# Source records
= = = = = = =

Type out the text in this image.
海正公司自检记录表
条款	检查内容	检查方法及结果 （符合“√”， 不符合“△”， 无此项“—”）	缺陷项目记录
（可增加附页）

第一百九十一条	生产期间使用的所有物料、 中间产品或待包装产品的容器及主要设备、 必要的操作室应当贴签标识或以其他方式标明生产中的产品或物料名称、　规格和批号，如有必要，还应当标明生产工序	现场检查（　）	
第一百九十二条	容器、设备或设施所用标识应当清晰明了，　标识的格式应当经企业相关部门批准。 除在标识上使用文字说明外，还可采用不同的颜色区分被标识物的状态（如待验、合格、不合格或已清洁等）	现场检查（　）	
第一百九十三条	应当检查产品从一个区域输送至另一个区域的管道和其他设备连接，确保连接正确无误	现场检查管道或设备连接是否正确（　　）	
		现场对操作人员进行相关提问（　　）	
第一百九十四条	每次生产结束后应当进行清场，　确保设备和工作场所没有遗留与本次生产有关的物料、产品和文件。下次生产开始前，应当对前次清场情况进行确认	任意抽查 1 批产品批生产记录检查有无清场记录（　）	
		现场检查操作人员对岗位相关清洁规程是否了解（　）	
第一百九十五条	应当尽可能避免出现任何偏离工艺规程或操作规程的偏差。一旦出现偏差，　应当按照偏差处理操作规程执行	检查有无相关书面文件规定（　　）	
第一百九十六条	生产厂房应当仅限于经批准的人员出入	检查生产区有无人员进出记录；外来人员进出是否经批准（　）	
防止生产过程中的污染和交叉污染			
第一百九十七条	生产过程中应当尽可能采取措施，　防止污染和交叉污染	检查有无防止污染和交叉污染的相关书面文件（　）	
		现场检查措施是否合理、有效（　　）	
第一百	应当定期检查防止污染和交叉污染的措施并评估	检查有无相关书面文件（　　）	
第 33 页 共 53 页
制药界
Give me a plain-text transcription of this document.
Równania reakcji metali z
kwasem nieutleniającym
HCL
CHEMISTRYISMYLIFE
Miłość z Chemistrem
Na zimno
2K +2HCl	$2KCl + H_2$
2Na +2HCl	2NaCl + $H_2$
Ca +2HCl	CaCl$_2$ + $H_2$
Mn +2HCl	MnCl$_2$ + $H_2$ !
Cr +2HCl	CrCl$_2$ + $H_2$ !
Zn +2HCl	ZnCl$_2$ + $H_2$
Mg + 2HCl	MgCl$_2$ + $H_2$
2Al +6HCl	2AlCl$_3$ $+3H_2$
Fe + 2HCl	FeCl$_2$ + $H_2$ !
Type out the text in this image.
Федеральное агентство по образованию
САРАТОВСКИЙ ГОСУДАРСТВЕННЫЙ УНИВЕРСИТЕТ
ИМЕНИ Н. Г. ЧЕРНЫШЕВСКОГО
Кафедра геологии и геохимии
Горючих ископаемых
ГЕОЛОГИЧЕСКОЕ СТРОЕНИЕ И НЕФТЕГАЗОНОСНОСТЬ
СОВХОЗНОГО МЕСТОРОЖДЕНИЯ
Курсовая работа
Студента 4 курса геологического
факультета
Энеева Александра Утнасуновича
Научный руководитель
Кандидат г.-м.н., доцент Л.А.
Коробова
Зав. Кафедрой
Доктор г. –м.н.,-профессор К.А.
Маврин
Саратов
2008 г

= = = = = = =

Please repeat the listing above in full and exactly.

# Solution to the problem
Type out the text in this image.
海正公司自检记录表
条款	检查内容	检查方法及结果 （符合“√”， 不符合“△”， 无此项“—”）	缺陷项目记录
（可增加附页）

第一百九十一条	生产期间使用的所有物料、 中间产品或待包装产品的容器及主要设备、 必要的操作室应当贴签标识或以其他方式标明生产中的产品或物料名称、　规格和批号，如有必要，还应当标明生产工序	现场检查（　）	
第一百九十二条	容器、设备或设施所用标识应当清晰明了，　标识的格式应当经企业相关部门批准。 除在标识上使用文字说明外，还可采用不同的颜色区分被标识物的状态（如待验、合格、不合格或已清洁等）	现场检查（　）	
第一百九十三条	应当检查产品从一个区域输送至另一个区域的管道和其他设备连接，确保连接正确无误	现场检查管道或设备连接是否正确（　　）	
		现场对操作人员进行相关提问（　　）	
第一百九十四条	每次生产结束后应当进行清场，　确保设备和工作场所没有遗留与本次生产有关的物料、产品和文件。下次生产开始前，应当对前次清场情况进行确认	任意抽查 1 批产品批生产记录检查有无清场记录（　）	
		现场检查操作人员对岗位相关清洁规程是否了解（　）	
第一百九十五条	应当尽可能避免出现任何偏离工艺规程或操作规程的偏差。一旦出现偏差，　应当按照偏差处理操作规程执行	检查有无相关书面文件规定（　　）	
第一百九十六条	生产厂房应当仅限于经批准的人员出入	检查生产区有无人员进出记录；外来人员进出是否经批准（　）	
防止生产过程中的污染和交叉污染			
第一百九十七条	生产过程中应当尽可能采取措施，　防止污染和交叉污染	检查有无防止污染和交叉污染的相关书面文件（　）	
		现场检查措施是否合理、有效（　　）	
第一百	应当定期检查防止污染和交叉污染的措施并评估	检查有无相关书面文件（　　）	
第 33 页 共 53 页
制药界
Give me a plain-text transcription of this document.
Równania reakcji metali z
kwasem nieutleniającym
HCL
CHEMISTRYISMYLIFE
Miłość z Chemistrem
Na zimno
2K +2HCl	$2KCl + H_2$
2Na +2HCl	2NaCl + $H_2$
Ca +2HCl	CaCl$_2$ + $H_2$
Mn +2HCl	MnCl$_2$ + $H_2$ !
Cr +2HCl	CrCl$_2$ + $H_2$ !
Zn +2HCl	ZnCl$_2$ + $H_2$
Mg + 2HCl	MgCl$_2$ + $H_2$
2Al +6HCl	2AlCl$_3$ $+3H_2$
Fe + 2HCl	FeCl$_2$ + $H_2$ !
Type out the text in this image.
Федеральное агентство по образованию
САРАТОВСКИЙ ГОСУДАРСТВЕННЫЙ УНИВЕРСИТЕТ
ИМЕНИ Н. Г. ЧЕРНЫШЕВСКОГО
Кафедра геологии и геохимии
Горючих ископаемых
ГЕОЛОГИЧЕСКОЕ СТРОЕНИЕ И НЕФТЕГАЗОНОСНОСТЬ
СОВХОЗНОГО МЕСТОРОЖДЕНИЯ
Курсовая работа
Студента 4 курса геологического
факультета
Энеева Александра Утнасуновича
Научный руководитель
Кандидат г.-м.н., доцент Л.А.
Коробова
Зав. Кафедрой
Доктор г. –м.н.,-профессор К.А.
Маврин
Саратов
2008 г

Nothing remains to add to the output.